- EXERCISE TASK
Copy out, word for word, the stretch of rows from the first one through the row that contains "step-5: 5.Adjust the", with both of those rows included.

◇ ◇ ◇ ◇ ◇

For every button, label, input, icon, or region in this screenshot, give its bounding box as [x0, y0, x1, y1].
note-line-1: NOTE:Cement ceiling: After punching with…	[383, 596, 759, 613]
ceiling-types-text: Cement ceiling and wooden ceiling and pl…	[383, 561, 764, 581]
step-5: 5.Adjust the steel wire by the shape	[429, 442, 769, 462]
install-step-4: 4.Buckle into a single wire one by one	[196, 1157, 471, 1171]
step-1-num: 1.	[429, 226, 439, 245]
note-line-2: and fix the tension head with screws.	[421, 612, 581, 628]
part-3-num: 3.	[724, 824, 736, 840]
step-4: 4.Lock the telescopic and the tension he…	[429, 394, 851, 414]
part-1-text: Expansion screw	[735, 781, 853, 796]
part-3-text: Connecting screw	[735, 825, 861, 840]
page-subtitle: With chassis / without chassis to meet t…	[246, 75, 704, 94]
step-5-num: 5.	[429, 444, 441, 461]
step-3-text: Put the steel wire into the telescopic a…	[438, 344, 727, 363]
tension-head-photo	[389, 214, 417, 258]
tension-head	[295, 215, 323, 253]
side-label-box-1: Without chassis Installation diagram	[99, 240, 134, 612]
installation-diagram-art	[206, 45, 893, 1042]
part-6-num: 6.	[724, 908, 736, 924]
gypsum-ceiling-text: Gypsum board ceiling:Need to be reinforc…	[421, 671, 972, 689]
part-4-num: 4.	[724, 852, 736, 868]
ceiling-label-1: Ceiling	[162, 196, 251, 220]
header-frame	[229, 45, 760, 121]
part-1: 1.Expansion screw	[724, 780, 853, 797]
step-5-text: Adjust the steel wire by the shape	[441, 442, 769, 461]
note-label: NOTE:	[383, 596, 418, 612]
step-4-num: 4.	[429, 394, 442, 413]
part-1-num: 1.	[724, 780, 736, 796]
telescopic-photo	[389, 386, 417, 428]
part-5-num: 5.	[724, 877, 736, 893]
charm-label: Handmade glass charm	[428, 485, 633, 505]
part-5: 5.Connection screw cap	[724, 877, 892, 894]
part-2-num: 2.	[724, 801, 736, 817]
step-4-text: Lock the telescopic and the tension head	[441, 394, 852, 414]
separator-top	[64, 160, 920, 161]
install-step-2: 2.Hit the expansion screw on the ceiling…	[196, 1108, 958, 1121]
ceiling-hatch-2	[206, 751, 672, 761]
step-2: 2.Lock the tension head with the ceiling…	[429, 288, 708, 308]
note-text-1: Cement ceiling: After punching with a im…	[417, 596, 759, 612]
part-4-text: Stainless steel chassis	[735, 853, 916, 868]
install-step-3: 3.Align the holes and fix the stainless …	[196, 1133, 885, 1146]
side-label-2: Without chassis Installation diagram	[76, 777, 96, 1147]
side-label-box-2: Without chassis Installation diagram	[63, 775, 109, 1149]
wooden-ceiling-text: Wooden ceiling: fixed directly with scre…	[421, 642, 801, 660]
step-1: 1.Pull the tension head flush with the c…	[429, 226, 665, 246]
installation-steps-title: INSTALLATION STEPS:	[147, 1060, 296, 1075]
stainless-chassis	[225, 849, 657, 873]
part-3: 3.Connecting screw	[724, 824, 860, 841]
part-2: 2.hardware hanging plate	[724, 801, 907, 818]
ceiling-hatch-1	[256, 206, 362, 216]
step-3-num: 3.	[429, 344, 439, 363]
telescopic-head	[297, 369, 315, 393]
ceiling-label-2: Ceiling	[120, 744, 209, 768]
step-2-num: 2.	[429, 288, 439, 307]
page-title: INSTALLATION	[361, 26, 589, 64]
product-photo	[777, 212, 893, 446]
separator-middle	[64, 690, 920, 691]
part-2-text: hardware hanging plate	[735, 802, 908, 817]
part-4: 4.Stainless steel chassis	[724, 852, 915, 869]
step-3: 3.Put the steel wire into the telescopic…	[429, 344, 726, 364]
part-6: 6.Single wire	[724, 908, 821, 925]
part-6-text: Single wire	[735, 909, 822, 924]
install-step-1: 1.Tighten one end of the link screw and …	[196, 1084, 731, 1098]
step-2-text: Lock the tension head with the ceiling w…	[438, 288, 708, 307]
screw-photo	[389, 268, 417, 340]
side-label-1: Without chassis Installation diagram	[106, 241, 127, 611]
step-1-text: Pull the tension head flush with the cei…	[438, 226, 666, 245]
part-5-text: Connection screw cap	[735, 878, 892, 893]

◇ ◇ ◇ ◇ ◇

- SOLUTION TO THIS EXERCISE
For every button, label, input, icon, or region in this screenshot, give its bounding box as [x0, y0, x1, y1].
note-line-1: NOTE:Cement ceiling: After punching with…	[383, 596, 759, 613]
ceiling-types-text: Cement ceiling and wooden ceiling and pl…	[383, 561, 764, 581]
step-5: 5.Adjust the steel wire by the shape	[429, 442, 769, 462]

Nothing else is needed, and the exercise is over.